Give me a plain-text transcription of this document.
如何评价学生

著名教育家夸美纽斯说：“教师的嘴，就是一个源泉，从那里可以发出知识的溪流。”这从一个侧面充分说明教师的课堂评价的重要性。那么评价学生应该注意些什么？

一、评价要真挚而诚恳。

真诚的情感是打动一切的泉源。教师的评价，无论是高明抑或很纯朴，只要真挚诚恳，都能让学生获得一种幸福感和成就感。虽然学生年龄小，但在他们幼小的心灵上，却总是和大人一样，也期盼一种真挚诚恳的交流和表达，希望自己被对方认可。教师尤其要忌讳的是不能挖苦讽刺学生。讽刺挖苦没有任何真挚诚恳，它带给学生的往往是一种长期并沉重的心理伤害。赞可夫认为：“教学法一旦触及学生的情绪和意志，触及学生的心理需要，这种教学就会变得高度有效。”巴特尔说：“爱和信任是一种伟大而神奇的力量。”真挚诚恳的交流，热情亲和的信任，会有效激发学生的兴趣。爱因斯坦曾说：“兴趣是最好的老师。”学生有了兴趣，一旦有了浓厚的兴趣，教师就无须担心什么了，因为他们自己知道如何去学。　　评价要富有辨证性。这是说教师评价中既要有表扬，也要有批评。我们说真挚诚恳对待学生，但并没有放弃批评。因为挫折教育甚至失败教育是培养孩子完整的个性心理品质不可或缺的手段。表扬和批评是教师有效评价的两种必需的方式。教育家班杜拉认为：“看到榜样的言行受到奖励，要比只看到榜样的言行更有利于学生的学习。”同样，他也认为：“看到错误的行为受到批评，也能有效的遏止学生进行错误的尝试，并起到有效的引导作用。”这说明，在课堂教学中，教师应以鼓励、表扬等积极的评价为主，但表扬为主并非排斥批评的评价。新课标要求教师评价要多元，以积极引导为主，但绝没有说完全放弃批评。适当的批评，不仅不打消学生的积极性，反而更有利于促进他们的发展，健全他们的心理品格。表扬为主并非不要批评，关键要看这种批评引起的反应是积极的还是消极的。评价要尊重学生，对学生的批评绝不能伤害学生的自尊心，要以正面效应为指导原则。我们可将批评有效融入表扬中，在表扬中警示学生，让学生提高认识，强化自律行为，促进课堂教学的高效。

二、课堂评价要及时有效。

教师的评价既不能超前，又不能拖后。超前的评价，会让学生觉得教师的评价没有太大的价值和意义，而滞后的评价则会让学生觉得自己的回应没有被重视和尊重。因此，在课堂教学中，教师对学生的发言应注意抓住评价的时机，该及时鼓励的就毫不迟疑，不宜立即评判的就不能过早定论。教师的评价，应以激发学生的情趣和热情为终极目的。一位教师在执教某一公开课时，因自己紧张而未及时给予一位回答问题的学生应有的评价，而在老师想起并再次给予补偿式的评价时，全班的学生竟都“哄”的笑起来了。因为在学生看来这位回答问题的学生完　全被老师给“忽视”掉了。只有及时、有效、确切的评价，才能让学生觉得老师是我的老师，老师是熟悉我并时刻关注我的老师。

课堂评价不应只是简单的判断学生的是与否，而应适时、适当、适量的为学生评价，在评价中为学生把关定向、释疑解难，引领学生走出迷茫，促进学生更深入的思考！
-=-=-=-=-
#### [Work to complete]
Would you write down every record again, exactly?

#### [Solved exercise]
Give me a plain-text transcription of this document.
如何评价学生

著名教育家夸美纽斯说：“教师的嘴，就是一个源泉，从那里可以发出知识的溪流。”这从一个侧面充分说明教师的课堂评价的重要性。那么评价学生应该注意些什么？

一、评价要真挚而诚恳。

真诚的情感是打动一切的泉源。教师的评价，无论是高明抑或很纯朴，只要真挚诚恳，都能让学生获得一种幸福感和成就感。虽然学生年龄小，但在他们幼小的心灵上，却总是和大人一样，也期盼一种真挚诚恳的交流和表达，希望自己被对方认可。教师尤其要忌讳的是不能挖苦讽刺学生。讽刺挖苦没有任何真挚诚恳，它带给学生的往往是一种长期并沉重的心理伤害。赞可夫认为：“教学法一旦触及学生的情绪和意志，触及学生的心理需要，这种教学就会变得高度有效。”巴特尔说：“爱和信任是一种伟大而神奇的力量。”真挚诚恳的交流，热情亲和的信任，会有效激发学生的兴趣。爱因斯坦曾说：“兴趣是最好的老师。”学生有了兴趣，一旦有了浓厚的兴趣，教师就无须担心什么了，因为他们自己知道如何去学。　　评价要富有辨证性。这是说教师评价中既要有表扬，也要有批评。我们说真挚诚恳对待学生，但并没有放弃批评。因为挫折教育甚至失败教育是培养孩子完整的个性心理品质不可或缺的手段。表扬和批评是教师有效评价的两种必需的方式。教育家班杜拉认为：“看到榜样的言行受到奖励，要比只看到榜样的言行更有利于学生的学习。”同样，他也认为：“看到错误的行为受到批评，也能有效的遏止学生进行错误的尝试，并起到有效的引导作用。”这说明，在课堂教学中，教师应以鼓励、表扬等积极的评价为主，但表扬为主并非排斥批评的评价。新课标要求教师评价要多元，以积极引导为主，但绝没有说完全放弃批评。适当的批评，不仅不打消学生的积极性，反而更有利于促进他们的发展，健全他们的心理品格。表扬为主并非不要批评，关键要看这种批评引起的反应是积极的还是消极的。评价要尊重学生，对学生的批评绝不能伤害学生的自尊心，要以正面效应为指导原则。我们可将批评有效融入表扬中，在表扬中警示学生，让学生提高认识，强化自律行为，促进课堂教学的高效。

二、课堂评价要及时有效。

教师的评价既不能超前，又不能拖后。超前的评价，会让学生觉得教师的评价没有太大的价值和意义，而滞后的评价则会让学生觉得自己的回应没有被重视和尊重。因此，在课堂教学中，教师对学生的发言应注意抓住评价的时机，该及时鼓励的就毫不迟疑，不宜立即评判的就不能过早定论。教师的评价，应以激发学生的情趣和热情为终极目的。一位教师在执教某一公开课时，因自己紧张而未及时给予一位回答问题的学生应有的评价，而在老师想起并再次给予补偿式的评价时，全班的学生竟都“哄”的笑起来了。因为在学生看来这位回答问题的学生完　全被老师给“忽视”掉了。只有及时、有效、确切的评价，才能让学生觉得老师是我的老师，老师是熟悉我并时刻关注我的老师。

课堂评价不应只是简单的判断学生的是与否，而应适时、适当、适量的为学生评价，在评价中为学生把关定向、释疑解难，引领学生走出迷茫，促进学生更深入的思考！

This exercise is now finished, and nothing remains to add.